Information supplied →
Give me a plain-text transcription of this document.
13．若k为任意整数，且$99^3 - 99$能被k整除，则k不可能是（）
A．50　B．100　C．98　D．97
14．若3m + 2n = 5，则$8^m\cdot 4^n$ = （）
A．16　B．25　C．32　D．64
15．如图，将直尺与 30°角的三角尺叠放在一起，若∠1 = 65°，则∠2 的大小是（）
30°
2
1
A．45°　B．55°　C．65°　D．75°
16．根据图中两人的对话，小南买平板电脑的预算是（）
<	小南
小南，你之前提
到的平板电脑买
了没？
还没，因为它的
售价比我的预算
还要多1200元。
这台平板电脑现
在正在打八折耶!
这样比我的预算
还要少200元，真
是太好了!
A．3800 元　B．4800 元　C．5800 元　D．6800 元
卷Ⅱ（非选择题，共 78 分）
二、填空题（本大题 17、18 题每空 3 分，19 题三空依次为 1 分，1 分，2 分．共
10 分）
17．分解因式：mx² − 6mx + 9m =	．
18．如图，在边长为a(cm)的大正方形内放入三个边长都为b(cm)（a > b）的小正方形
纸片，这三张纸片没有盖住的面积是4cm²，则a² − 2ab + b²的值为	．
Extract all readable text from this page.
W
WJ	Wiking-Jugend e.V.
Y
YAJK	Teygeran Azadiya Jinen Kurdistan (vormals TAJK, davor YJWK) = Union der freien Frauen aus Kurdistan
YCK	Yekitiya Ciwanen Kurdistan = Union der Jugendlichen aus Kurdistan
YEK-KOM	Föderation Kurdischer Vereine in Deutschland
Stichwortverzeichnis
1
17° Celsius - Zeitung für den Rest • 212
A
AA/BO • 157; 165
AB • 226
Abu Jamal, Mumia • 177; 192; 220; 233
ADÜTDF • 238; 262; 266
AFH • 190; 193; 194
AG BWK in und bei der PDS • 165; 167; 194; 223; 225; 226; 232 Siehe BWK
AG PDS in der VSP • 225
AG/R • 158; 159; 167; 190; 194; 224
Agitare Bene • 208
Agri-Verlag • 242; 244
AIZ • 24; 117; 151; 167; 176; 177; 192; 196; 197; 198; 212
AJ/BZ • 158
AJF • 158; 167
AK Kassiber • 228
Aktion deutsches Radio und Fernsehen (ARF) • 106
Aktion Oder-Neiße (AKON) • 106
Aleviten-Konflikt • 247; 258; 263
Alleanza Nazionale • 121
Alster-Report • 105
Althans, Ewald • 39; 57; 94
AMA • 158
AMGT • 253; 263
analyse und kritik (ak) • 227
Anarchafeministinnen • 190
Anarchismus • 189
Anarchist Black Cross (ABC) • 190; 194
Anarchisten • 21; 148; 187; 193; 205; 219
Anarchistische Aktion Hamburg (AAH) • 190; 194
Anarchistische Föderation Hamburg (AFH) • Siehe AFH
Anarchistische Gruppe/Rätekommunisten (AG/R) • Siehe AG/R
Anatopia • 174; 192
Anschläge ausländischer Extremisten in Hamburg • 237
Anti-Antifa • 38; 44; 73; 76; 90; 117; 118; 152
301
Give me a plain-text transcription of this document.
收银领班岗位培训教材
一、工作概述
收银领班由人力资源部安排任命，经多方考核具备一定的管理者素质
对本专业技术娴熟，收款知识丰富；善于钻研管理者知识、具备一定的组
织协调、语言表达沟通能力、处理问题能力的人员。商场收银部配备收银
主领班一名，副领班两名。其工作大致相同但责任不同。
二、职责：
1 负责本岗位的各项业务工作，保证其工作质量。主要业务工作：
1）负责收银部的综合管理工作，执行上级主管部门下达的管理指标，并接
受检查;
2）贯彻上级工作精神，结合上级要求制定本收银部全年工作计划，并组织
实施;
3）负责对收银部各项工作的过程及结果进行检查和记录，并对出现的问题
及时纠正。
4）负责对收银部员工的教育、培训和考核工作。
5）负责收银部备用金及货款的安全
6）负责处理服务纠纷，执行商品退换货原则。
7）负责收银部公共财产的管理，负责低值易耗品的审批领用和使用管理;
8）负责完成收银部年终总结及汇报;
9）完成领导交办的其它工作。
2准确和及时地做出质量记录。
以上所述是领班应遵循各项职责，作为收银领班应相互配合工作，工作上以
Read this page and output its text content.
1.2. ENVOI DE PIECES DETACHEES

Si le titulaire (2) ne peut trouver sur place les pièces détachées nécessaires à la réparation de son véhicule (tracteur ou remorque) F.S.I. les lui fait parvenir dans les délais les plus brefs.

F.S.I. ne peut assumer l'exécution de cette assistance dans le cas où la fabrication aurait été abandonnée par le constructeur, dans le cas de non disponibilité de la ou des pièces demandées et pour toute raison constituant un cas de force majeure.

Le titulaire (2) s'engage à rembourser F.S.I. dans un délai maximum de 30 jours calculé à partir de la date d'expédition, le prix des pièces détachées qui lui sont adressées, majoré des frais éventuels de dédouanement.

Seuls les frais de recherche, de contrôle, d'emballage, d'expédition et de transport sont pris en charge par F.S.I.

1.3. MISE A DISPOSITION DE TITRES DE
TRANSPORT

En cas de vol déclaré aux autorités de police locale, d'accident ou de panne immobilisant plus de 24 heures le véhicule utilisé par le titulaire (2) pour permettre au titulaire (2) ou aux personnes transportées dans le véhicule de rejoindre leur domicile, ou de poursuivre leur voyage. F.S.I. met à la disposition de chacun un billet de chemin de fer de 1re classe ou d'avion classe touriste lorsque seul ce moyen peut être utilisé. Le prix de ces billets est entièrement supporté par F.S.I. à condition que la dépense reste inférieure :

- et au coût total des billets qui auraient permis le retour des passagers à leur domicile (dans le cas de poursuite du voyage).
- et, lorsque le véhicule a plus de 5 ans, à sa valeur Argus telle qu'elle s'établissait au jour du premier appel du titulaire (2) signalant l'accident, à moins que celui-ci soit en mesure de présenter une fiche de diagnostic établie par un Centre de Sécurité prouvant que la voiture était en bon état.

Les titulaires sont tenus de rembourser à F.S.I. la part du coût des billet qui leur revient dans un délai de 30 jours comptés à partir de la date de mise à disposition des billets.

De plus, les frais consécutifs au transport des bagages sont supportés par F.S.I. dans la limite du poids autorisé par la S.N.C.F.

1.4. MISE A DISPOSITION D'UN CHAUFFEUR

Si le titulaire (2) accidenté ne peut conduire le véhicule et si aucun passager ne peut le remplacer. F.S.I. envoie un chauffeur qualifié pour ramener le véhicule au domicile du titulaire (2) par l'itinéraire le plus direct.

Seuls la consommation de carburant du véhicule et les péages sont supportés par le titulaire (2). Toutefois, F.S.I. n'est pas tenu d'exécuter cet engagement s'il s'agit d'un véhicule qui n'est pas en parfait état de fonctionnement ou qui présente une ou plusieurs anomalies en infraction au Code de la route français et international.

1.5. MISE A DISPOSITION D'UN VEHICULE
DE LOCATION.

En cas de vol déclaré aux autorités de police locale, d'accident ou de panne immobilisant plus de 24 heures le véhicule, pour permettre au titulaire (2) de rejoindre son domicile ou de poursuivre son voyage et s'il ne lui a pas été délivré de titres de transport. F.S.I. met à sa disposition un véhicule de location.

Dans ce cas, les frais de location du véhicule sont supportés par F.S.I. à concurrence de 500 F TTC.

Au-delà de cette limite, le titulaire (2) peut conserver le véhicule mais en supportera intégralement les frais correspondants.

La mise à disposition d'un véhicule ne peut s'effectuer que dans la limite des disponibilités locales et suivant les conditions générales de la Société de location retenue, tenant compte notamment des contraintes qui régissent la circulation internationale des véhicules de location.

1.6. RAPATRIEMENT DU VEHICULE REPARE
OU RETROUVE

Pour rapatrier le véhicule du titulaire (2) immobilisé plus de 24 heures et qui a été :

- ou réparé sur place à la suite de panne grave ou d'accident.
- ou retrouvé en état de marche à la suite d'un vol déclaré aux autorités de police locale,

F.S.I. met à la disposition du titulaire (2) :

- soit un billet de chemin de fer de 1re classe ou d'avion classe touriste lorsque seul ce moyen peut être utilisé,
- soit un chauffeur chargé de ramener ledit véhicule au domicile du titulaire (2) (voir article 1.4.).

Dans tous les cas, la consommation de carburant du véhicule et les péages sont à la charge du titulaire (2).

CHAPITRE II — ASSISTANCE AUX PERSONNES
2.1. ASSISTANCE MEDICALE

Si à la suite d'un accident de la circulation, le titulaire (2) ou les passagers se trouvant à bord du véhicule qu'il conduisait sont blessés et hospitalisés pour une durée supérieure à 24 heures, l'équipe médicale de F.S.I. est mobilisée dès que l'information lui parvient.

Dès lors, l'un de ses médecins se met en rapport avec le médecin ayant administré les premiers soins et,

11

Instructions to follow → Find each line with the string "VEHICULE" and copy it out.

Full response →
1.5. MISE A DISPOSITION D'UN VEHICULE
1.6. RAPATRIEMENT DU VEHICULE REPARE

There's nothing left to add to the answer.